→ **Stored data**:
::::::

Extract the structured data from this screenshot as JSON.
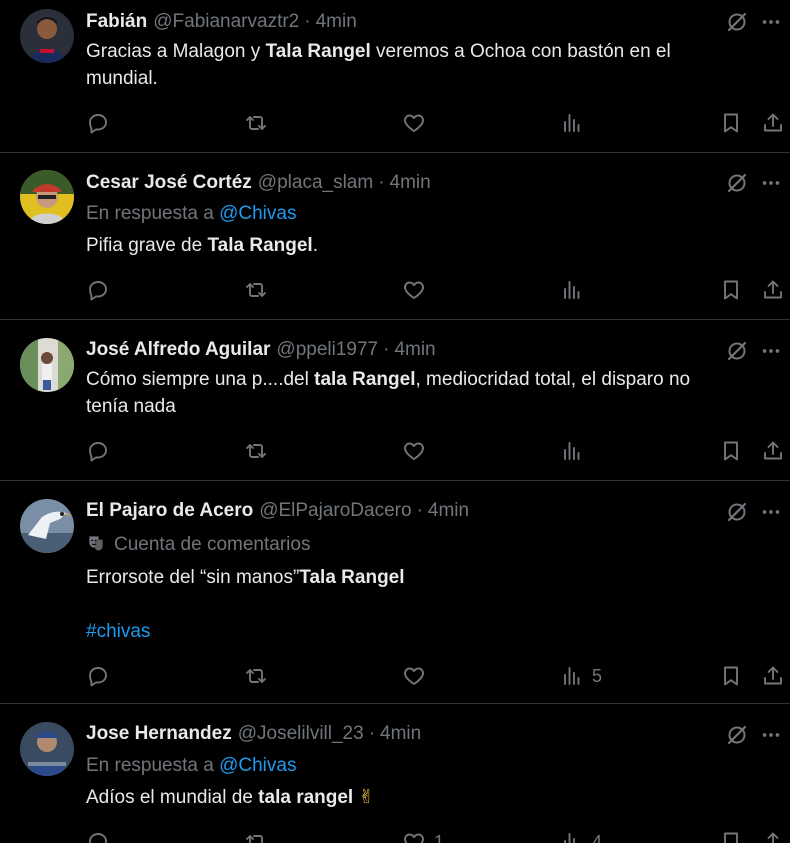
{
  "colors": {
    "background": "#000000",
    "text": "#e7e9ea",
    "muted": "#71767b",
    "link": "#1d9bf0",
    "divider": "#2f3336"
  },
  "icons": {
    "reply": "speech-bubble-icon",
    "repost": "repost-arrows-icon",
    "like": "heart-icon",
    "views": "bar-chart-icon",
    "bookmark": "bookmark-icon",
    "share": "share-upload-icon",
    "grok": "grok-slash-circle-icon",
    "more": "ellipsis-icon",
    "community": "drama-mask-icon"
  },
  "posts": [
    {
      "name": "Fabián",
      "handle": "@Fabianarvaztr2",
      "time": "4min",
      "text_a": "Gracias a Malagon y ",
      "text_b": "Tala Rangel",
      "text_c": " veremos a Ochoa con bastón en el",
      "text_d": "mundial.",
      "avatar_colors": [
        "#1a2a5a",
        "#c8102e"
      ]
    },
    {
      "name": "Cesar José Cortéz",
      "handle": "@placa_slam",
      "time": "4min",
      "reply_prefix": "En respuesta a ",
      "reply_to": "@Chivas",
      "text_a": "Pifia grave de ",
      "text_b": "Tala Rangel",
      "text_c": ".",
      "avatar_colors": [
        "#e0c020",
        "#c0392b"
      ]
    },
    {
      "name": "José Alfredo Aguilar",
      "handle": "@ppeli1977",
      "time": "4min",
      "text_a": "Cómo siempre una p....del ",
      "text_b": "tala Rangel",
      "text_c": ", mediocridad total, el disparo no",
      "text_d": "tenía nada",
      "avatar_colors": [
        "#6a8f5a",
        "#d8d8d0"
      ]
    },
    {
      "name": "El Pajaro de Acero",
      "handle": "@ElPajaroDacero",
      "time": "4min",
      "community": "Cuenta de comentarios",
      "text_a": "Errorsote del “sin manos”",
      "text_b": "Tala Rangel",
      "hashtag": "#chivas",
      "views_count": "5",
      "avatar_colors": [
        "#5a6f85",
        "#e8ecef"
      ]
    },
    {
      "name": "Jose Hernandez",
      "handle": "@Joselilvill_23",
      "time": "4min",
      "reply_prefix": "En respuesta a ",
      "reply_to": "@Chivas",
      "text_a": "Adíos el mundial de ",
      "text_b": "tala rangel",
      "text_c": " ✌",
      "likes_count": "1",
      "views_count": "4",
      "avatar_colors": [
        "#2a4a8a",
        "#7a8aa0"
      ]
    }
  ]
}
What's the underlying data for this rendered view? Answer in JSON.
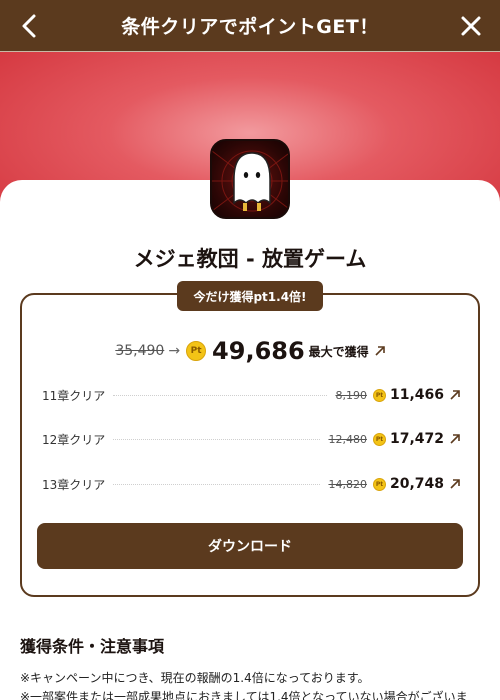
{
  "header": {
    "title": "条件クリアでポイントGET！"
  },
  "app": {
    "name": "メジェ教団 - 放置ゲーム"
  },
  "bonus_tag": "今だけ獲得pt1.4倍!",
  "total": {
    "old": "35,490",
    "arrow": "→",
    "coin": "Pt",
    "new": "49,686",
    "max_label": "最大で獲得"
  },
  "chapters": [
    {
      "label": "11章クリア",
      "old": "8,190",
      "new": "11,466"
    },
    {
      "label": "12章クリア",
      "old": "12,480",
      "new": "17,472"
    },
    {
      "label": "13章クリア",
      "old": "14,820",
      "new": "20,748"
    }
  ],
  "download_label": "ダウンロード",
  "conditions": {
    "title": "獲得条件・注意事項",
    "notes": [
      "※キャンペーン中につき、現在の報酬の1.4倍になっております。",
      "※一部案件または一部成果地点におきましては1.4倍となっていない場合がございま"
    ]
  },
  "colors": {
    "brand": "#5b3a1e",
    "banner": "#d3343c",
    "coin": "#f3c316"
  },
  "icons": [
    "back-chevron-icon",
    "close-x-icon",
    "pt-coin-icon",
    "external-arrow-icon"
  ]
}
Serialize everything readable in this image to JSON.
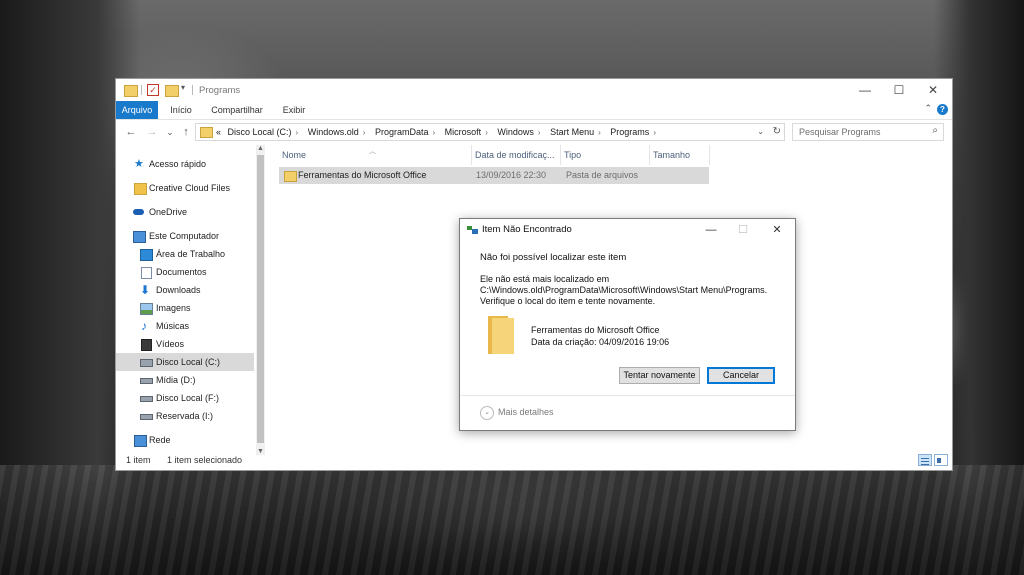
{
  "explorer": {
    "title": "Programs",
    "controls": {
      "minimize": "—",
      "maximize": "☐",
      "close": "✕"
    },
    "ribbon_tabs": [
      "Arquivo",
      "Início",
      "Compartilhar",
      "Exibir"
    ],
    "help": "?",
    "nav": {
      "back": "←",
      "forward": "→",
      "dropdown": "⌄",
      "up": "↑"
    },
    "address": {
      "overflow": "«",
      "crumbs": [
        "Disco Local (C:)",
        "Windows.old",
        "ProgramData",
        "Microsoft",
        "Windows",
        "Start Menu",
        "Programs"
      ],
      "dropdown": "⌄",
      "refresh": "↻"
    },
    "search": {
      "placeholder": "Pesquisar Programs",
      "icon": "search-icon"
    },
    "sidebar": {
      "items": [
        {
          "label": "Acesso rápido",
          "icon": "star-icon"
        },
        {
          "label": "Creative Cloud Files",
          "icon": "creative-cloud-icon"
        },
        {
          "label": "OneDrive",
          "icon": "cloud-icon"
        },
        {
          "label": "Este Computador",
          "icon": "computer-icon"
        },
        {
          "label": "Área de Trabalho",
          "icon": "desktop-icon"
        },
        {
          "label": "Documentos",
          "icon": "document-icon"
        },
        {
          "label": "Downloads",
          "icon": "download-icon"
        },
        {
          "label": "Imagens",
          "icon": "image-icon"
        },
        {
          "label": "Músicas",
          "icon": "music-icon"
        },
        {
          "label": "Vídeos",
          "icon": "video-icon"
        },
        {
          "label": "Disco Local (C:)",
          "icon": "drive-icon",
          "selected": true
        },
        {
          "label": "Mídia (D:)",
          "icon": "drive-icon"
        },
        {
          "label": "Disco Local (F:)",
          "icon": "drive-icon"
        },
        {
          "label": "Reservada (I:)",
          "icon": "drive-icon"
        },
        {
          "label": "Rede",
          "icon": "network-icon"
        }
      ]
    },
    "columns": [
      "Nome",
      "Data de modificaç...",
      "Tipo",
      "Tamanho"
    ],
    "rows": [
      {
        "name": "Ferramentas do Microsoft Office",
        "modified": "13/09/2016 22:30",
        "type": "Pasta de arquivos",
        "size": ""
      }
    ],
    "status": {
      "count": "1 item",
      "selected": "1 item selecionado"
    }
  },
  "dialog": {
    "title": "Item Não Encontrado",
    "heading": "Não foi possível localizar este item",
    "body_line1": "Ele não está mais localizado em",
    "body_line2": "C:\\Windows.old\\ProgramData\\Microsoft\\Windows\\Start Menu\\Programs.",
    "body_line3": "Verifique o local do item e tente novamente.",
    "item_name": "Ferramentas do Microsoft Office",
    "item_date": "Data da criação: 04/09/2016 19:06",
    "retry_label": "Tentar novamente",
    "cancel_label": "Cancelar",
    "more_details": "Mais detalhes",
    "controls": {
      "minimize": "—",
      "maximize": "☐",
      "close": "✕"
    }
  },
  "colors": {
    "accent": "#1979ca",
    "selection": "#d9d9d9",
    "folder": "#f3cf6a"
  }
}
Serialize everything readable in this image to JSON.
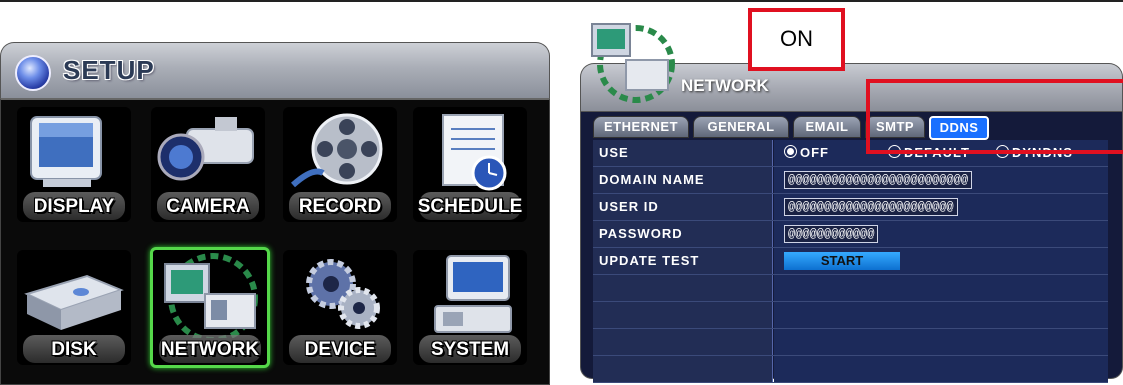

::::::

→ **What you should do**: Filter the records down to the lines that contain the string "Microsoft", and copy those lines.

→ **Full solution**:
        "Microsoft",
        "name": "Ferramentas do Microsoft Office",
    "body_line2": "C:\\Windows.old\\ProgramData\\Microsoft\\Windows\\Start Menu\\Programs.",
    "item_name": "Ferramentas do Microsoft Office",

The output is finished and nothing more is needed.